Dataset rows about figures
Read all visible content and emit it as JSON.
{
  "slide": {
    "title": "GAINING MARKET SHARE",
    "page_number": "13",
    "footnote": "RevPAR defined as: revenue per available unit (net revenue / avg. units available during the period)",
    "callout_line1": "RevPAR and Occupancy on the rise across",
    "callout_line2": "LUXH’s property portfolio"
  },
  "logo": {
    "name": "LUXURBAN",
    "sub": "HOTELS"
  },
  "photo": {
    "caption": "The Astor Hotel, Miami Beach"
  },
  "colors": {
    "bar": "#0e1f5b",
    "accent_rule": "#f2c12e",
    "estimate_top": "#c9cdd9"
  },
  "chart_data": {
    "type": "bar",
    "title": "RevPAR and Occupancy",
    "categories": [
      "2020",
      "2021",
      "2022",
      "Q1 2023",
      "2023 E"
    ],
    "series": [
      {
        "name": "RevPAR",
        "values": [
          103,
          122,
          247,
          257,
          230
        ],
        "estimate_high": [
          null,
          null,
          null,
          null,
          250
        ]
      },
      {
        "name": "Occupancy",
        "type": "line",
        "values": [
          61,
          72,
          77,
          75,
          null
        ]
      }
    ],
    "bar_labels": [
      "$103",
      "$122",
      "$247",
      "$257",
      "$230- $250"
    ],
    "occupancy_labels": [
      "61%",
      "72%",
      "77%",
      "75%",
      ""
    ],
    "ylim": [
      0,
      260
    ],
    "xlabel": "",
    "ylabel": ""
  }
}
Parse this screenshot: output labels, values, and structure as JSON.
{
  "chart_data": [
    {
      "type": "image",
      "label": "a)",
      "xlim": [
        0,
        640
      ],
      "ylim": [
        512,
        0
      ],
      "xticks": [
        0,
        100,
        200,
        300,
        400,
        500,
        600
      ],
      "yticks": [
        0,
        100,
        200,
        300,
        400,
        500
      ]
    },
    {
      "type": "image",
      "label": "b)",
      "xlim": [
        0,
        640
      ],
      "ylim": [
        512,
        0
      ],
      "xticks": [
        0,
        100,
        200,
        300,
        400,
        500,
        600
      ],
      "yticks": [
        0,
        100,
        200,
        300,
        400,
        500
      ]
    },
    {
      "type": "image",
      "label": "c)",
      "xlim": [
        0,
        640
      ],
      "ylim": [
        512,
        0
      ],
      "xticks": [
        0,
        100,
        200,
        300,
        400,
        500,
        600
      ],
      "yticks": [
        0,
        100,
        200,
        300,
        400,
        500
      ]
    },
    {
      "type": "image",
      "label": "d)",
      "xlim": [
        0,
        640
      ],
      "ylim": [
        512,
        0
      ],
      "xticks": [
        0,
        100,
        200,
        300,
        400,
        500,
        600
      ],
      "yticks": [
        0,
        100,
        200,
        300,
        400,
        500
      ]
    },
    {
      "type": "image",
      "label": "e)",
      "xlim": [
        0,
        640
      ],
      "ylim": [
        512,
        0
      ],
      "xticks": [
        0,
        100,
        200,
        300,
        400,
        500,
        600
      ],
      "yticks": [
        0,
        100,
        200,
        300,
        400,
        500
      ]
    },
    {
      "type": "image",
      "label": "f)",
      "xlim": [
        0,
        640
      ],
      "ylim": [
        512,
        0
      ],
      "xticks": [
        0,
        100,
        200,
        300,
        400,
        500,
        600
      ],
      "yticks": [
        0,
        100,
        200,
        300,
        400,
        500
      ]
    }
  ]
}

-- Task brief --
Output each record precisely as given.

-- Solution for this task --
Read all visible content and emit it as JSON.
{
  "slide": {
    "title": "GAINING MARKET SHARE",
    "page_number": "13",
    "footnote": "RevPAR defined as: revenue per available unit (net revenue / avg. units available during the period)",
    "callout_line1": "RevPAR and Occupancy on the rise across",
    "callout_line2": "LUXH’s property portfolio"
  },
  "logo": {
    "name": "LUXURBAN",
    "sub": "HOTELS"
  },
  "photo": {
    "caption": "The Astor Hotel, Miami Beach"
  },
  "colors": {
    "bar": "#0e1f5b",
    "accent_rule": "#f2c12e",
    "estimate_top": "#c9cdd9"
  },
  "chart_data": {
    "type": "bar",
    "title": "RevPAR and Occupancy",
    "categories": [
      "2020",
      "2021",
      "2022",
      "Q1 2023",
      "2023 E"
    ],
    "series": [
      {
        "name": "RevPAR",
        "values": [
          103,
          122,
          247,
          257,
          230
        ],
        "estimate_high": [
          null,
          null,
          null,
          null,
          250
        ]
      },
      {
        "name": "Occupancy",
        "type": "line",
        "values": [
          61,
          72,
          77,
          75,
          null
        ]
      }
    ],
    "bar_labels": [
      "$103",
      "$122",
      "$247",
      "$257",
      "$230- $250"
    ],
    "occupancy_labels": [
      "61%",
      "72%",
      "77%",
      "75%",
      ""
    ],
    "ylim": [
      0,
      260
    ],
    "xlabel": "",
    "ylabel": ""
  }
}
Parse this screenshot: output labels, values, and structure as JSON.
{
  "chart_data": [
    {
      "type": "image",
      "label": "a)",
      "xlim": [
        0,
        640
      ],
      "ylim": [
        512,
        0
      ],
      "xticks": [
        0,
        100,
        200,
        300,
        400,
        500,
        600
      ],
      "yticks": [
        0,
        100,
        200,
        300,
        400,
        500
      ]
    },
    {
      "type": "image",
      "label": "b)",
      "xlim": [
        0,
        640
      ],
      "ylim": [
        512,
        0
      ],
      "xticks": [
        0,
        100,
        200,
        300,
        400,
        500,
        600
      ],
      "yticks": [
        0,
        100,
        200,
        300,
        400,
        500
      ]
    },
    {
      "type": "image",
      "label": "c)",
      "xlim": [
        0,
        640
      ],
      "ylim": [
        512,
        0
      ],
      "xticks": [
        0,
        100,
        200,
        300,
        400,
        500,
        600
      ],
      "yticks": [
        0,
        100,
        200,
        300,
        400,
        500
      ]
    },
    {
      "type": "image",
      "label": "d)",
      "xlim": [
        0,
        640
      ],
      "ylim": [
        512,
        0
      ],
      "xticks": [
        0,
        100,
        200,
        300,
        400,
        500,
        600
      ],
      "yticks": [
        0,
        100,
        200,
        300,
        400,
        500
      ]
    },
    {
      "type": "image",
      "label": "e)",
      "xlim": [
        0,
        640
      ],
      "ylim": [
        512,
        0
      ],
      "xticks": [
        0,
        100,
        200,
        300,
        400,
        500,
        600
      ],
      "yticks": [
        0,
        100,
        200,
        300,
        400,
        500
      ]
    },
    {
      "type": "image",
      "label": "f)",
      "xlim": [
        0,
        640
      ],
      "ylim": [
        512,
        0
      ],
      "xticks": [
        0,
        100,
        200,
        300,
        400,
        500,
        600
      ],
      "yticks": [
        0,
        100,
        200,
        300,
        400,
        500
      ]
    }
  ]
}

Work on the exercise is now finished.